— BEGIN Extracted material —
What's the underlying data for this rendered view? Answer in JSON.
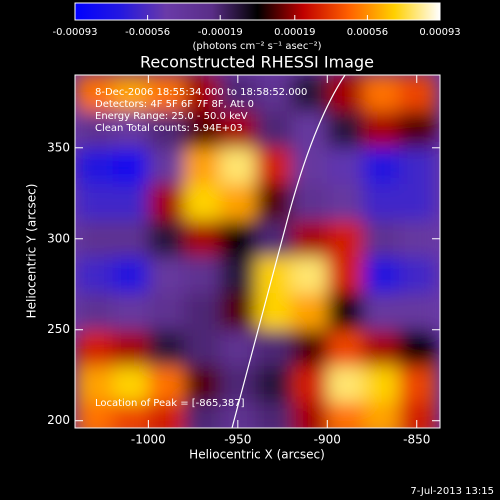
{
  "chart_data": {
    "type": "heatmap",
    "title": "Reconstructed RHESSI Image",
    "colorbar_label": "(photons cm⁻² s⁻¹ asec⁻²)",
    "clim": [
      -0.00093,
      0.00093
    ],
    "cticks": [
      -0.00093,
      -0.00056,
      -0.00019,
      0.00019,
      0.00056,
      0.00093
    ],
    "colorscale": [
      "#0000ff",
      "#2418e0",
      "#6a3aa8",
      "#5a2e88",
      "#000000",
      "#c00000",
      "#ff6000",
      "#ffd000",
      "#ffffff"
    ],
    "annotations": [
      "8-Dec-2006 18:55:34.000 to 18:58:52.000",
      "Detectors: 4F 5F 6F 7F 8F, Att 0",
      "Energy Range: 25.0 - 50.0 keV",
      "Clean    Total counts: 5.94E+03"
    ],
    "peak_label": "Location of Peak = [-865,387]",
    "xlabel": "Heliocentric X (arcsec)",
    "ylabel": "Heliocentric Y (arcsec)",
    "timestamp": "7-Jul-2013 13:15",
    "xlim": [
      -1041,
      -837
    ],
    "xticks": [
      -1000,
      -950,
      -900,
      -850
    ],
    "ylim": [
      196,
      390
    ],
    "yticks": [
      200,
      250,
      300,
      350
    ],
    "x": [
      -1030,
      -1010,
      -990,
      -970,
      -950,
      -930,
      -910,
      -890,
      -870,
      -850
    ],
    "y": [
      380,
      360,
      340,
      320,
      300,
      280,
      260,
      240,
      220,
      200
    ],
    "z": [
      [
        0.0005,
        0.0006,
        0.0005,
        0.0002,
        -0.0002,
        -0.0003,
        -0.0001,
        0.0002,
        0.0005,
        0.0004
      ],
      [
        -0.0003,
        -0.0004,
        -0.0002,
        0.0001,
        0.0002,
        -0.0002,
        -0.0004,
        -0.0001,
        0.0002,
        0.0001
      ],
      [
        -0.0007,
        -0.0008,
        -0.0004,
        0.0006,
        0.0008,
        0.0003,
        -0.0004,
        -0.0005,
        -0.0007,
        -0.0006
      ],
      [
        -0.0006,
        -0.0006,
        0.0002,
        0.0007,
        0.0006,
        0.0001,
        -0.0003,
        -0.0004,
        -0.0006,
        -0.0006
      ],
      [
        -0.0003,
        -0.0003,
        -0.0001,
        0.0002,
        0.0,
        -0.0002,
        0.0002,
        0.0003,
        -0.0003,
        -0.0004
      ],
      [
        -0.0006,
        -0.0007,
        -0.0004,
        -0.0003,
        -0.0001,
        0.0007,
        0.0008,
        0.0003,
        -0.0007,
        -0.0006
      ],
      [
        -0.0003,
        -0.0004,
        -0.0003,
        -0.0002,
        0.0001,
        0.0007,
        0.0006,
        0.0,
        -0.0004,
        -0.0004
      ],
      [
        0.0003,
        0.0002,
        -0.0001,
        -0.0002,
        -0.0003,
        -0.0002,
        0.0001,
        0.0004,
        0.0002,
        0.0
      ],
      [
        0.0006,
        0.0007,
        0.0005,
        0.0001,
        -0.0002,
        -0.0001,
        0.0003,
        0.0008,
        0.0007,
        0.0004
      ],
      [
        0.0005,
        0.0004,
        0.0003,
        -0.0002,
        -0.0003,
        -0.0002,
        0.0002,
        0.0005,
        0.0006,
        0.0003
      ]
    ]
  }
}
— END Extracted material —
### Aim
From the entries above, copy every line where the word "arcsec" shows up.

### Solution to the exercise
    "xlabel": "Heliocentric X (arcsec)",
    "ylabel": "Heliocentric Y (arcsec)",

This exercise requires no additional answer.